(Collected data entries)
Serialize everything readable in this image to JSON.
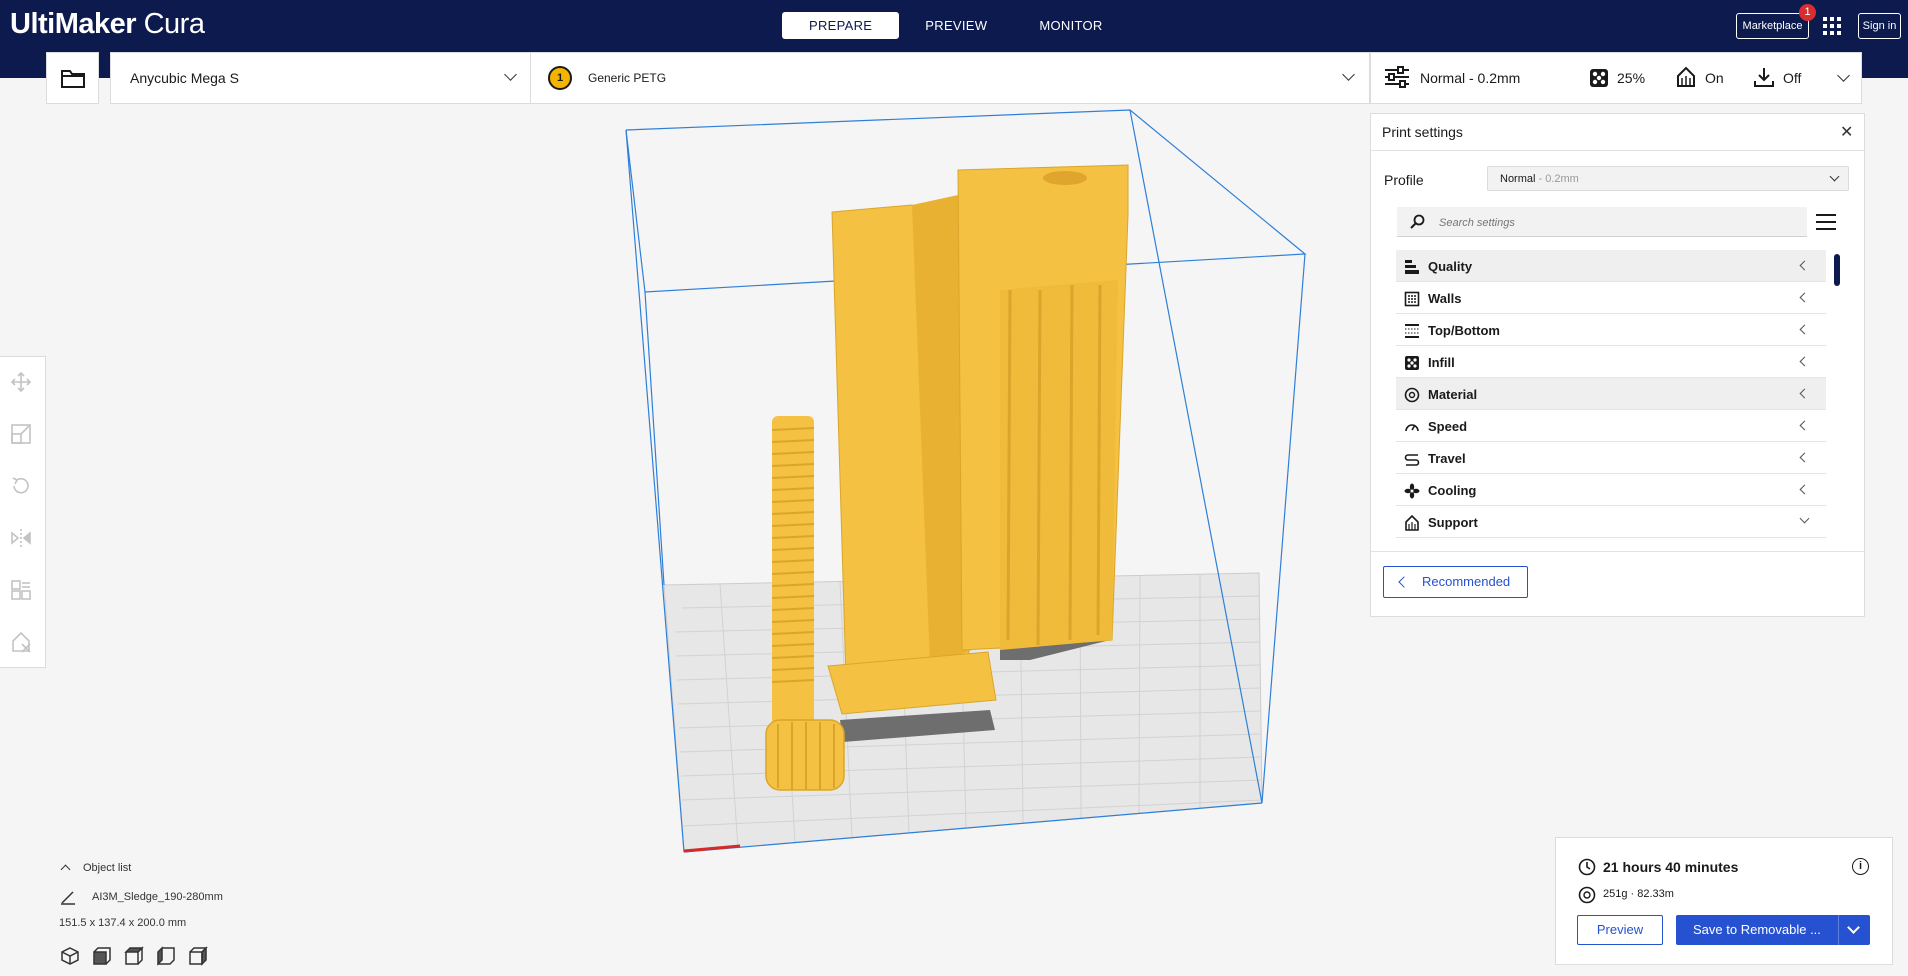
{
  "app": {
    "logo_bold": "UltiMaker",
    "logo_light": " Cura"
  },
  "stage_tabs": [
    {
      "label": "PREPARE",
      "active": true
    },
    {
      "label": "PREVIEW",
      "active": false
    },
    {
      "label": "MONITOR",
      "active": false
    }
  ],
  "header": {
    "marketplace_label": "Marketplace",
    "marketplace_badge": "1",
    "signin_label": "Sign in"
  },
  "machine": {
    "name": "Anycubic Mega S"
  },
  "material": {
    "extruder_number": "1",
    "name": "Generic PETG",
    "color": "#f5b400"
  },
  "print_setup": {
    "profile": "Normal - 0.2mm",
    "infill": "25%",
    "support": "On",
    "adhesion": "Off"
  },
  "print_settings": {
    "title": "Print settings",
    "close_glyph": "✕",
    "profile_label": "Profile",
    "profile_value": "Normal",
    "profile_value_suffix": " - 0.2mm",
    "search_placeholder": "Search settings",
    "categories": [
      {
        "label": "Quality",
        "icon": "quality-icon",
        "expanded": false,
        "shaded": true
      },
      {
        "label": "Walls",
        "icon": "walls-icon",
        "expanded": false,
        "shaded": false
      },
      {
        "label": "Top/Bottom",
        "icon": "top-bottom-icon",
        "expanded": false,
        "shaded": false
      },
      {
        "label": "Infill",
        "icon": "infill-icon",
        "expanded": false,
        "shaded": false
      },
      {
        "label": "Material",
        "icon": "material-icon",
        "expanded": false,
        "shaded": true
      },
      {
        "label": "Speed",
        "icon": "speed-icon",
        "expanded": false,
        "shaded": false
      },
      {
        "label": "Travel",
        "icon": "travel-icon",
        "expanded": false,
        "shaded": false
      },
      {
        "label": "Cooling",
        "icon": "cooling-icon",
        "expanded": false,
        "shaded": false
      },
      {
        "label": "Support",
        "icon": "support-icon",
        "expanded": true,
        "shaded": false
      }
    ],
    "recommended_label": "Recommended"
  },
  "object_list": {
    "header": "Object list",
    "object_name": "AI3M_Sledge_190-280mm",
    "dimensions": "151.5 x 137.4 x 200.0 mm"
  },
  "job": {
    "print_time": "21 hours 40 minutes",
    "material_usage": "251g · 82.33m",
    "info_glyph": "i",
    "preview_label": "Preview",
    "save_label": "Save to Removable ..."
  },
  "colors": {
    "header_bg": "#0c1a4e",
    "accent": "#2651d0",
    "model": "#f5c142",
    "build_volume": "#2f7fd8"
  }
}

==

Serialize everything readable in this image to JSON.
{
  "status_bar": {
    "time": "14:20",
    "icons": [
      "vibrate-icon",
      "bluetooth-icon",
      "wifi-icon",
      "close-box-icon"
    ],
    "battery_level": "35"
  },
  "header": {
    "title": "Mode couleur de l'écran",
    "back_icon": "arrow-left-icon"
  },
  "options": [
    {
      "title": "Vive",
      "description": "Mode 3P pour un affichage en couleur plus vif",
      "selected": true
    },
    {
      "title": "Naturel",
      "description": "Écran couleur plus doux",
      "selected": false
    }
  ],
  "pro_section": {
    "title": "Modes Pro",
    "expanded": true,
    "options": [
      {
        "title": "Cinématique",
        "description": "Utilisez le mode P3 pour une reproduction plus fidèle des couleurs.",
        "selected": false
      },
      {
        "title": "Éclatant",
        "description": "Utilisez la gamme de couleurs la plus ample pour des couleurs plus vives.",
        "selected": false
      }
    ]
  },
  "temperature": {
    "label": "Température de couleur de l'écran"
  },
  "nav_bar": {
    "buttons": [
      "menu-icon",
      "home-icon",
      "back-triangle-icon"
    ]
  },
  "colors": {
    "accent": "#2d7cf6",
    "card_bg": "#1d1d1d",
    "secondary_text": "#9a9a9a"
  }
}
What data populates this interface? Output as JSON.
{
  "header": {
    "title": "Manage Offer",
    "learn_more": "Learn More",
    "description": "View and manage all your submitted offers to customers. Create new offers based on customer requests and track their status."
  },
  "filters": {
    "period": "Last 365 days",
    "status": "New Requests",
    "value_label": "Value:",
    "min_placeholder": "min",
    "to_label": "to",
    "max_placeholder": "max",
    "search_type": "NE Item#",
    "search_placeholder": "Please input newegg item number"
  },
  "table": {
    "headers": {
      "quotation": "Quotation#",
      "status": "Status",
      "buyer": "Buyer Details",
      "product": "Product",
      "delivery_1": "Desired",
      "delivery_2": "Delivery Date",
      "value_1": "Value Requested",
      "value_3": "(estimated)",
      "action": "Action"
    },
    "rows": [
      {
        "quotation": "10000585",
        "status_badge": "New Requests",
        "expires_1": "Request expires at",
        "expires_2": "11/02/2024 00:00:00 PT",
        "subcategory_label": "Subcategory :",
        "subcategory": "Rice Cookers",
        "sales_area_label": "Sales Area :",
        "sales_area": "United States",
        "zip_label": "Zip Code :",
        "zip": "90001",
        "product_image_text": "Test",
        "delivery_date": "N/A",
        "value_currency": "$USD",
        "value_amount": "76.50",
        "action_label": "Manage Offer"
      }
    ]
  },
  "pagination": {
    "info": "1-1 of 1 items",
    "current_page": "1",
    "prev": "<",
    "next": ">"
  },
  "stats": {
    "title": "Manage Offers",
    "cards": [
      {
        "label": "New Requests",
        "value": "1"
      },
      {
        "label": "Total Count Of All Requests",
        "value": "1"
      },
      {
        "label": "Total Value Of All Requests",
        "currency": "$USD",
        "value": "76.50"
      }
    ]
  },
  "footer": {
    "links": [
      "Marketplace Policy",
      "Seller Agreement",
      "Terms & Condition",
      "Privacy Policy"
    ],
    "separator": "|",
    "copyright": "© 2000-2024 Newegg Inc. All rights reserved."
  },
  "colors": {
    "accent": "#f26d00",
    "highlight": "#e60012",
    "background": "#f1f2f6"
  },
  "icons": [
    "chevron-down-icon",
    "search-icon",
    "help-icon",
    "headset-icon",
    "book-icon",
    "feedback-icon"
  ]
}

* [Direction]: Every line in the data that holds "true" should be copied out.

* [Answer to the exercise]:
      "active": true
        "shaded": true
        "shaded": true
        "expanded": true,
      "selected": true
    "expanded": true,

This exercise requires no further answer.